» Direction: Copy every line of the records below where the word "hand" occurs.
BEGIN Data for the task
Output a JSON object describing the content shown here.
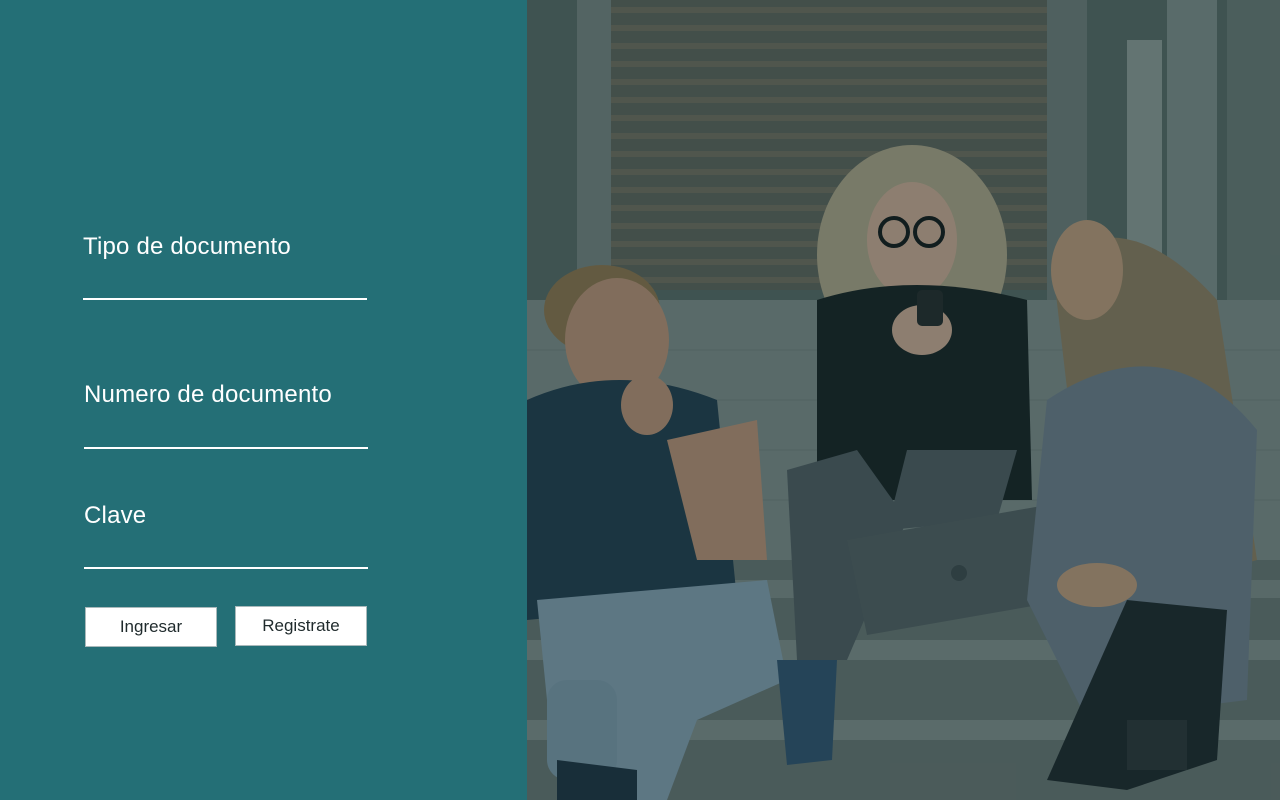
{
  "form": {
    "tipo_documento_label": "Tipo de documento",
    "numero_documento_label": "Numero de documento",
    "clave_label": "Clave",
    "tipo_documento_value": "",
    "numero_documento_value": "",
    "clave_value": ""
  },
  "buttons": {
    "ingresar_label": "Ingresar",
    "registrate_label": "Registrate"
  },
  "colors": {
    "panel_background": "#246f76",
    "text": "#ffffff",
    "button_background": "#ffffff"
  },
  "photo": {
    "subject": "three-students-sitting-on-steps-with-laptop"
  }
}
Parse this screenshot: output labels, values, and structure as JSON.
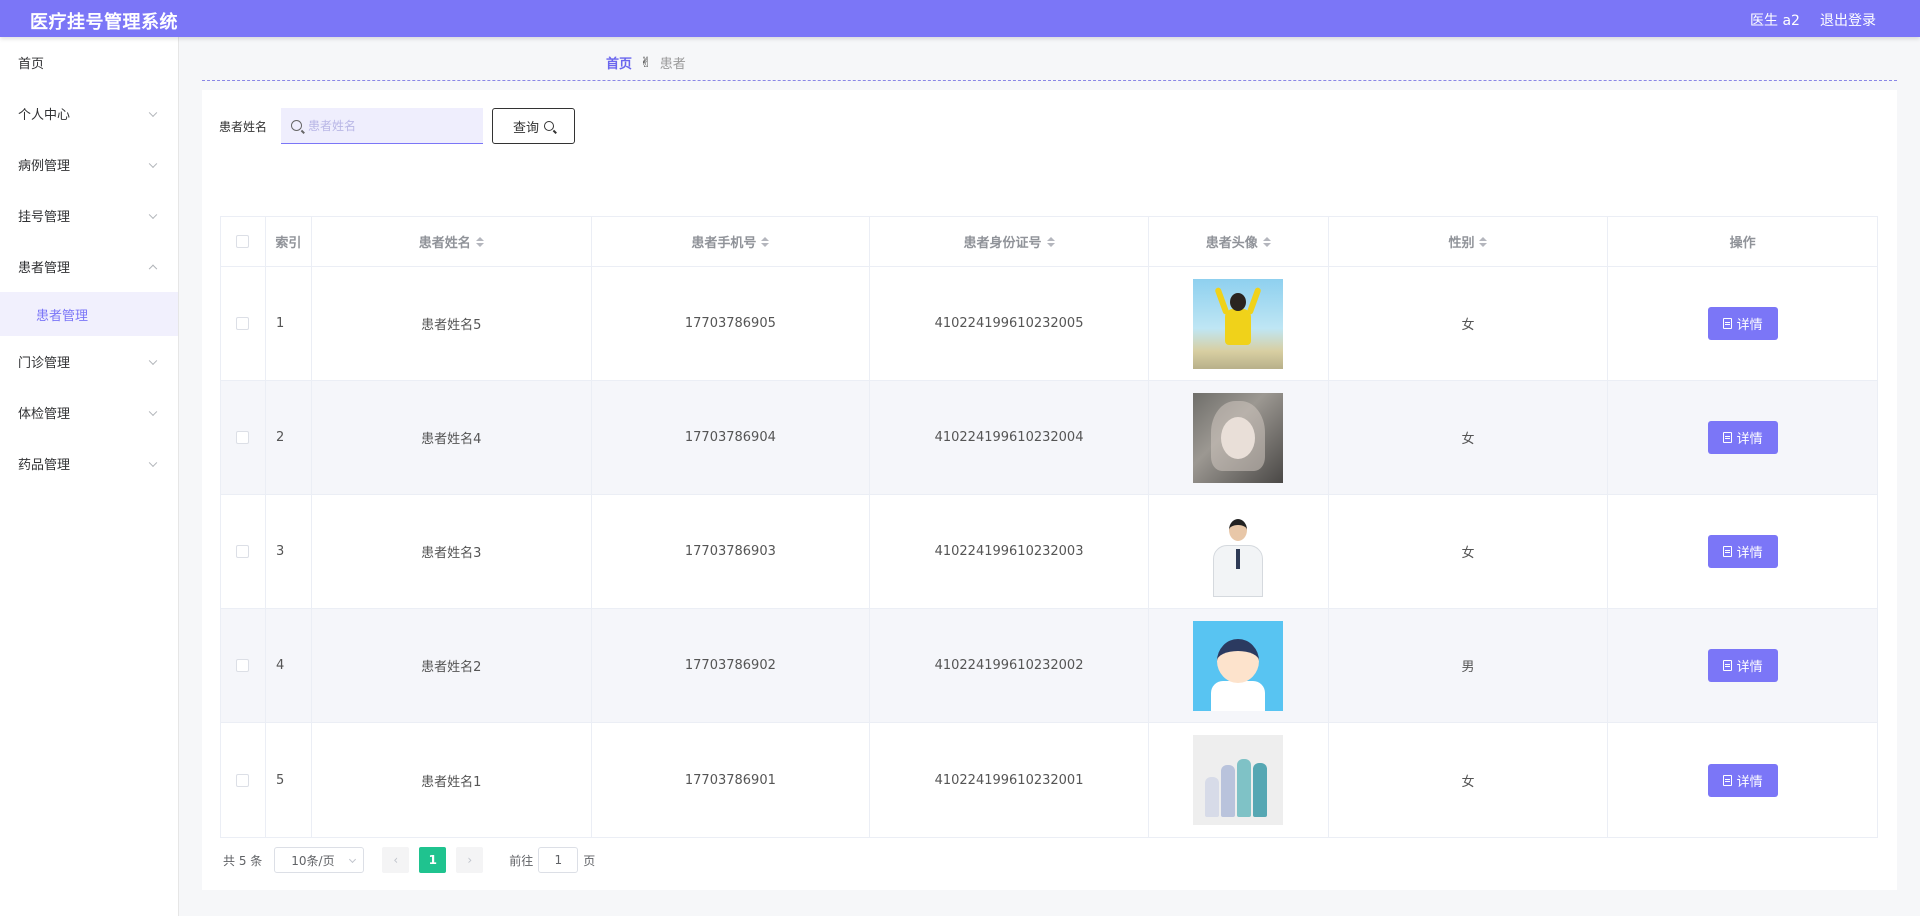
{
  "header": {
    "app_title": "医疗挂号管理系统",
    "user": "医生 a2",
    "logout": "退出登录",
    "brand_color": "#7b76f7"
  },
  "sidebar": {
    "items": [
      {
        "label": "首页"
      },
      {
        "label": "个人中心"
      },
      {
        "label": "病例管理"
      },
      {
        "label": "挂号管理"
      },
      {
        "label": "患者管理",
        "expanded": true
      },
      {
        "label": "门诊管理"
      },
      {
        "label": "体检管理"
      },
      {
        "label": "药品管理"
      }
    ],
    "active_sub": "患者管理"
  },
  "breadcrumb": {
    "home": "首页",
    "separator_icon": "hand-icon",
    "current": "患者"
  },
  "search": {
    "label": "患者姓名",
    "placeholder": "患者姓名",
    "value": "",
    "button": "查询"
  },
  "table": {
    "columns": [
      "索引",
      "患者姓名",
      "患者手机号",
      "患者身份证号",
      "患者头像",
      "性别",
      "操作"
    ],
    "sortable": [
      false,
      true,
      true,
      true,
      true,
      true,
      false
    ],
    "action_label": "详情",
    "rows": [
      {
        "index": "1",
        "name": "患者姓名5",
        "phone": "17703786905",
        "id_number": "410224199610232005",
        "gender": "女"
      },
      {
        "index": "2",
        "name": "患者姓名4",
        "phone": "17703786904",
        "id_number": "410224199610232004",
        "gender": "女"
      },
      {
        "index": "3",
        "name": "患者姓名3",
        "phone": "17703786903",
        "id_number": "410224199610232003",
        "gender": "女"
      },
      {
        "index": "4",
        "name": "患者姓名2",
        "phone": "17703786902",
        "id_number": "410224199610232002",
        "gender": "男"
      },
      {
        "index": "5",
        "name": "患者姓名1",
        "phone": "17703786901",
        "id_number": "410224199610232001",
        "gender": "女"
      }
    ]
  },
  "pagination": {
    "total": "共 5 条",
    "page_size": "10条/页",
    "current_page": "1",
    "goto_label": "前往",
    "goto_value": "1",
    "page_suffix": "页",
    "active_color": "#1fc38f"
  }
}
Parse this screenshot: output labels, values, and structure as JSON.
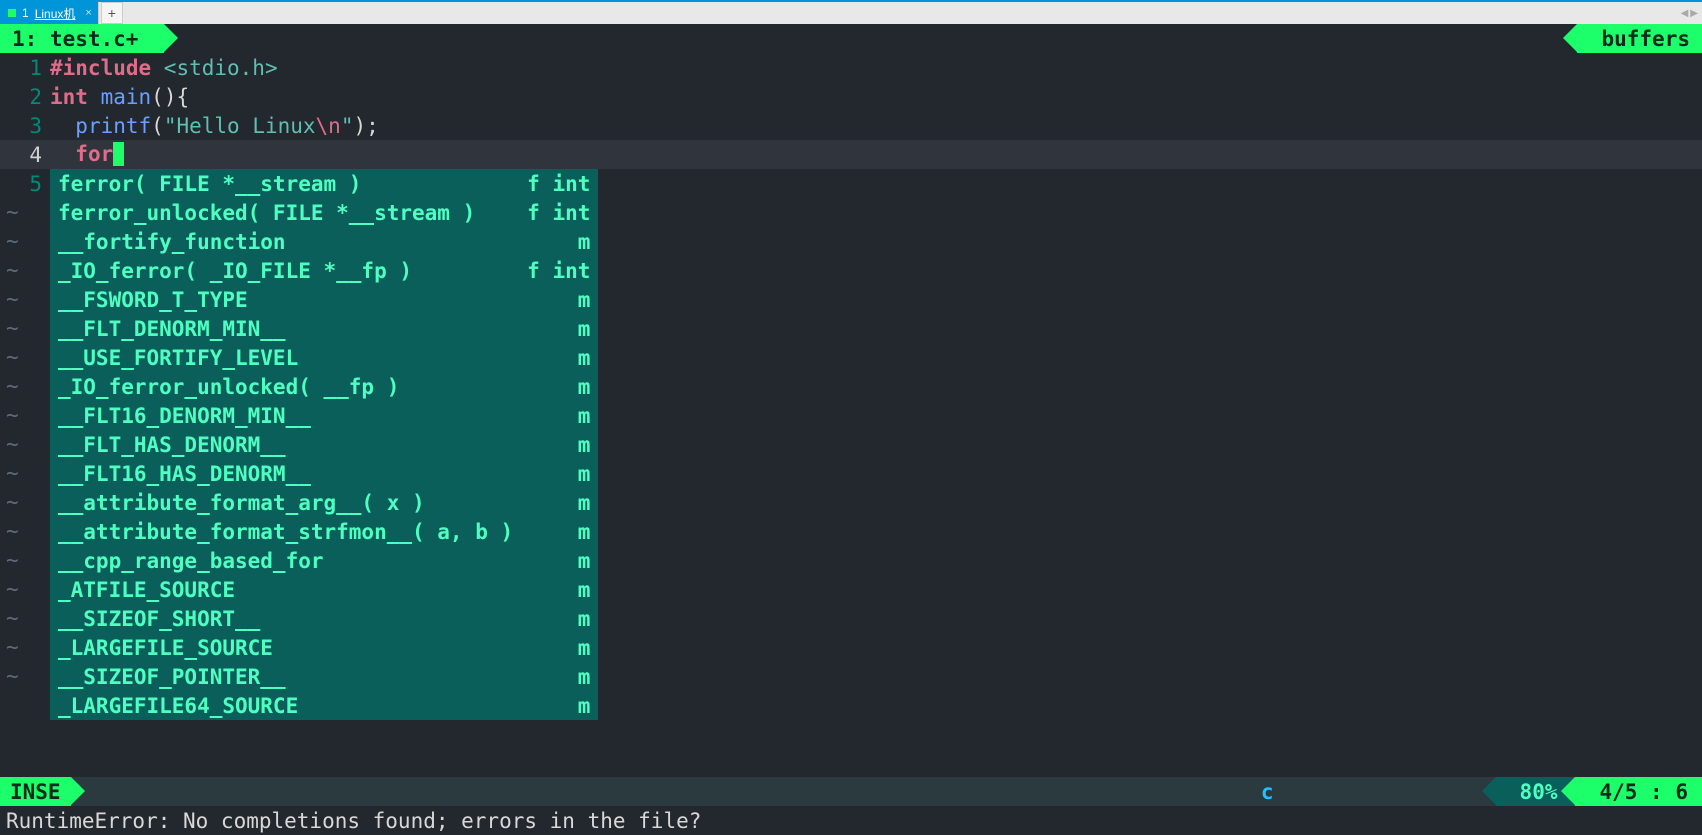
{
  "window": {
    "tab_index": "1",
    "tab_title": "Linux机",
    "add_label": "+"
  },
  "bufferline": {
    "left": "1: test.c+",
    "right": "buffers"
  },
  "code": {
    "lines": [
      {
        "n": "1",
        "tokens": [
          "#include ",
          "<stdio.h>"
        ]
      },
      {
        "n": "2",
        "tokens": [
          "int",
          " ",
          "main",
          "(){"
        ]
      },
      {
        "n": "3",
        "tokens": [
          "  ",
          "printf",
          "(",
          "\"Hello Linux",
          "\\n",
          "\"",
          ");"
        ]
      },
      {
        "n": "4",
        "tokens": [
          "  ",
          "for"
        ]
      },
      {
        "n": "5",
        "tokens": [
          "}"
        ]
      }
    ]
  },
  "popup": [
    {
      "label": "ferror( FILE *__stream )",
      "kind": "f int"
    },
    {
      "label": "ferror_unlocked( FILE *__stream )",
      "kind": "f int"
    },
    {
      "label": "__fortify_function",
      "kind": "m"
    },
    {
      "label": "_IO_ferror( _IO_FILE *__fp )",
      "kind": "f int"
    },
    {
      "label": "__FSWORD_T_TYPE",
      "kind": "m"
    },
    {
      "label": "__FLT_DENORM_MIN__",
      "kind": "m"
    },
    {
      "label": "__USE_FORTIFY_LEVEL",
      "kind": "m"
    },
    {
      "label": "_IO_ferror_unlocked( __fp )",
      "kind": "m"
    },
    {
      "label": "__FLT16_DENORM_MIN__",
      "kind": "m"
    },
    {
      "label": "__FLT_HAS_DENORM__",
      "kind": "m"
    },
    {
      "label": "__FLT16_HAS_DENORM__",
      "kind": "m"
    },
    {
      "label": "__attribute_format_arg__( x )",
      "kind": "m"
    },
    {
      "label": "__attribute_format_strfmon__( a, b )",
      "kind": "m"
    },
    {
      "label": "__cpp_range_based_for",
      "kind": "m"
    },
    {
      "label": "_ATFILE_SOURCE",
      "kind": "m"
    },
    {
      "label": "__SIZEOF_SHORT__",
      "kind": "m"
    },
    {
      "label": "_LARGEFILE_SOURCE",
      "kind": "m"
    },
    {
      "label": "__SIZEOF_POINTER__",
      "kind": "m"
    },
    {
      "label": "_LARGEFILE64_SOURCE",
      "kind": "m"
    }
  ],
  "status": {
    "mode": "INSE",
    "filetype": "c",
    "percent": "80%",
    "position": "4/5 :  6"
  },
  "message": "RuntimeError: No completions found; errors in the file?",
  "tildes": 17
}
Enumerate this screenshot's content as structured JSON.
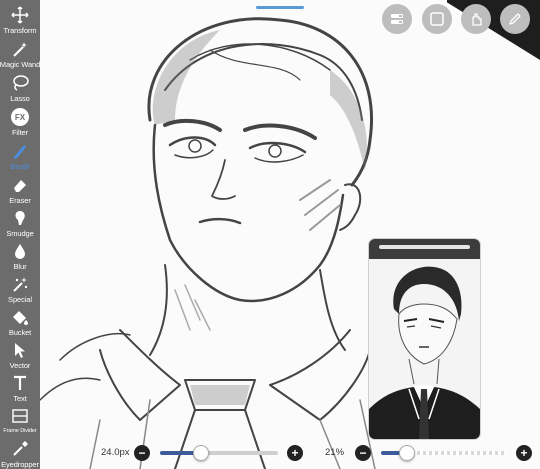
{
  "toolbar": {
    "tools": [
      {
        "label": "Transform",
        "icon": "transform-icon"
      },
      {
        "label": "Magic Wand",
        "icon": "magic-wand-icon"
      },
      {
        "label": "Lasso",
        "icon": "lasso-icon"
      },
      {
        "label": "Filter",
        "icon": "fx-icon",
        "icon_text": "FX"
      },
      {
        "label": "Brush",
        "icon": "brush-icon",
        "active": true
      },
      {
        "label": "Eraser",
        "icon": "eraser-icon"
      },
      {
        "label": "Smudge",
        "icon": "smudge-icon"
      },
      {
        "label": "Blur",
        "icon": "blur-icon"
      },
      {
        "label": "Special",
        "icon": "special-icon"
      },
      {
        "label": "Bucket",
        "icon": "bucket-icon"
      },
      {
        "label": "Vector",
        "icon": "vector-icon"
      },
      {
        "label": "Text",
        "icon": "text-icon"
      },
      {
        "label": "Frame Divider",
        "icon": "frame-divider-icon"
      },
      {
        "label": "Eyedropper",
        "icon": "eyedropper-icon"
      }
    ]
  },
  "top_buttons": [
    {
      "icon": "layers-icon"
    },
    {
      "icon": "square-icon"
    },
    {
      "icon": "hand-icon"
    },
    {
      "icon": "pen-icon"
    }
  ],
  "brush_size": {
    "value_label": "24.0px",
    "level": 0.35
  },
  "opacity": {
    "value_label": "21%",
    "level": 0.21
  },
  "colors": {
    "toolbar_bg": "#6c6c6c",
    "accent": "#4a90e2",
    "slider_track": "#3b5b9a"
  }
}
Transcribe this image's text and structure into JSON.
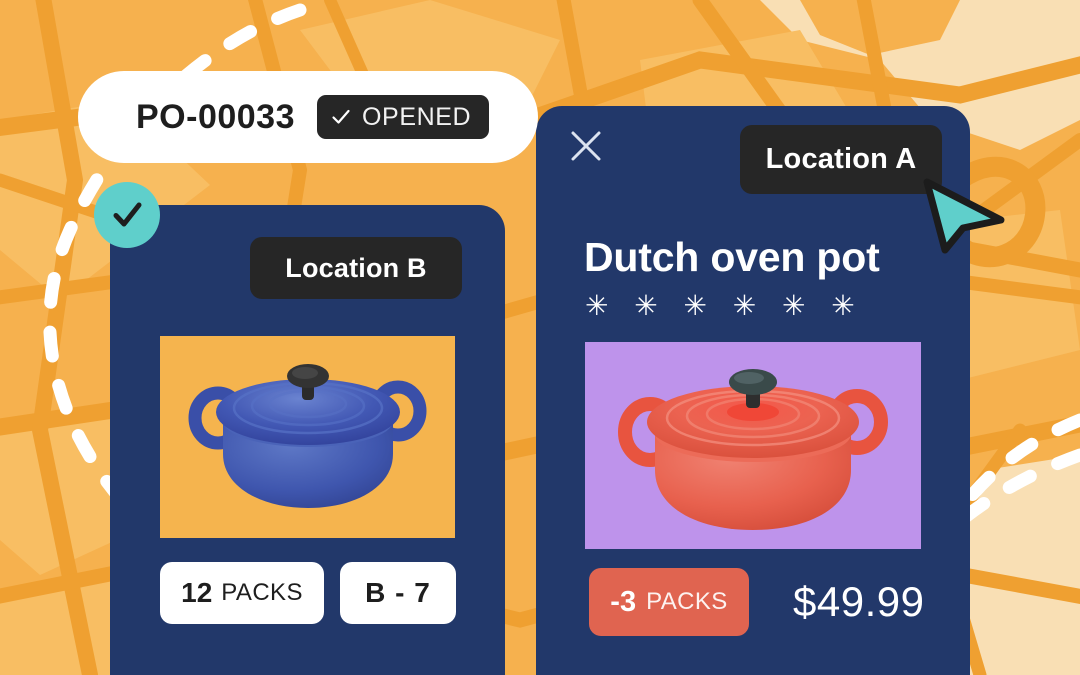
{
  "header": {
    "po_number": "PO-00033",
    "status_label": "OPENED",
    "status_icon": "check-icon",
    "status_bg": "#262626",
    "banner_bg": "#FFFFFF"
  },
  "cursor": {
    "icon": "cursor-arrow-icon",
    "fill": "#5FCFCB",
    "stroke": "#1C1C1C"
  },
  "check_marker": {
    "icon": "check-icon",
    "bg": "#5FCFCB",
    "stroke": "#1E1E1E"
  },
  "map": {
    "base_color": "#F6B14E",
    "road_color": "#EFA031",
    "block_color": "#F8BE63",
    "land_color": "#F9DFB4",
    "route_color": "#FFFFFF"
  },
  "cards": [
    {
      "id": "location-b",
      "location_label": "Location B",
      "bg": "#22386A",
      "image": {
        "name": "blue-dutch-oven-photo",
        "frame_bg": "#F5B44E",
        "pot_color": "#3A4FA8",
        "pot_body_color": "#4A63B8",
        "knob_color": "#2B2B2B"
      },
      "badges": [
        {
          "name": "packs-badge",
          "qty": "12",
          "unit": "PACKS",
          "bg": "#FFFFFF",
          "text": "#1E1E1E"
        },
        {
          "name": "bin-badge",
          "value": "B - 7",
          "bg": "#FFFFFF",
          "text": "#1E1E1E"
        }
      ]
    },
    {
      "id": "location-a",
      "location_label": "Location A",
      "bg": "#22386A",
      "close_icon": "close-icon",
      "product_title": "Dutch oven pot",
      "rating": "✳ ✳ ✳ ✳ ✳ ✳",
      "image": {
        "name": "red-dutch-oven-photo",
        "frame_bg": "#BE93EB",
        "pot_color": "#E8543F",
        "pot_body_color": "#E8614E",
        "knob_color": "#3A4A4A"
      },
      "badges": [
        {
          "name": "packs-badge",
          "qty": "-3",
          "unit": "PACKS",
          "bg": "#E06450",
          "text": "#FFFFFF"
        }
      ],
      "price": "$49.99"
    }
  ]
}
END Data for the task
» Full output:
    "separator_icon": "hand-icon",
      "icon": "hand-icon"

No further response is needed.